▶ **Stored data**:
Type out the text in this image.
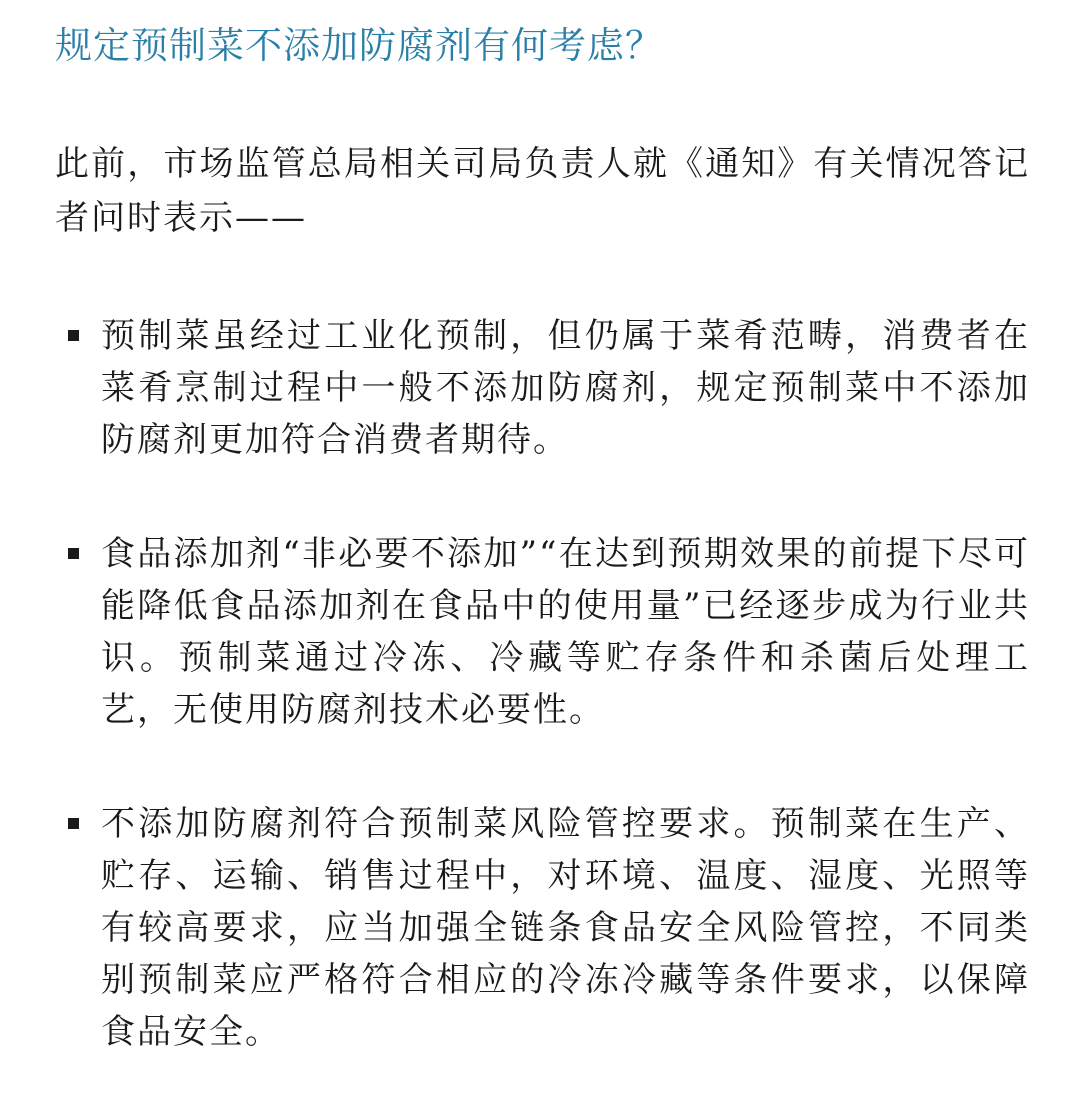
规定预制菜不添加防腐剂有何考虑？
此前，市场监管总局相关司局负责人就《通知》有关情况答记者问时表示——
预制菜虽经过工业化预制，但仍属于菜肴范畴，消费者在菜肴烹制过程中一般不添加防腐剂，规定预制菜中不添加防腐剂更加符合消费者期待。
食品添加剂“非必要不添加”“在达到预期效果的前提下尽可能降低食品添加剂在食品中的使用量”已经逐步成为行业共识。预制菜通过冷冻、冷藏等贮存条件和杀菌后处理工艺，无使用防腐剂技术必要性。
不添加防腐剂符合预制菜风险管控要求。预制菜在生产、贮存、运输、销售过程中，对环境、温度、湿度、光照等有较高要求，应当加强全链条食品安全风险管控，不同类别预制菜应严格符合相应的冷冻冷藏等条件要求，以保障食品安全。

▶ **To be done**: Return the listing above word for word, with the pictures removed.

▶ **Solution**:
Type out the text in this image.
规定预制菜不添加防腐剂有何考虑？
此前，市场监管总局相关司局负责人就《通知》有关情况答记者问时表示——
预制菜虽经过工业化预制，但仍属于菜肴范畴，消费者在菜肴烹制过程中一般不添加防腐剂，规定预制菜中不添加防腐剂更加符合消费者期待。
食品添加剂“非必要不添加”“在达到预期效果的前提下尽可能降低食品添加剂在食品中的使用量”已经逐步成为行业共识。预制菜通过冷冻、冷藏等贮存条件和杀菌后处理工艺，无使用防腐剂技术必要性。
不添加防腐剂符合预制菜风险管控要求。预制菜在生产、贮存、运输、销售过程中，对环境、温度、湿度、光照等有较高要求，应当加强全链条食品安全风险管控，不同类别预制菜应严格符合相应的冷冻冷藏等条件要求，以保障食品安全。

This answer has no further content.